*Written request*
Please give the listing again in its entirety, exactly as written.

*Listed entries*
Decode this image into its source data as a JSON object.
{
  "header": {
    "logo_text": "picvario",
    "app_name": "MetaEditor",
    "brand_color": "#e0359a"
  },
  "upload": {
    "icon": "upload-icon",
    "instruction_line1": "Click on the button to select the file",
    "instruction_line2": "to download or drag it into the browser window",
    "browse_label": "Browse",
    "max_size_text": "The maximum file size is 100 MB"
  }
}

*Response for this exercise*
Decode this image into its source data as a JSON object.
{
  "header": {
    "logo_text": "picvario",
    "app_name": "MetaEditor",
    "brand_color": "#e0359a"
  },
  "upload": {
    "icon": "upload-icon",
    "instruction_line1": "Click on the button to select the file",
    "instruction_line2": "to download or drag it into the browser window",
    "browse_label": "Browse",
    "max_size_text": "The maximum file size is 100 MB"
  }
}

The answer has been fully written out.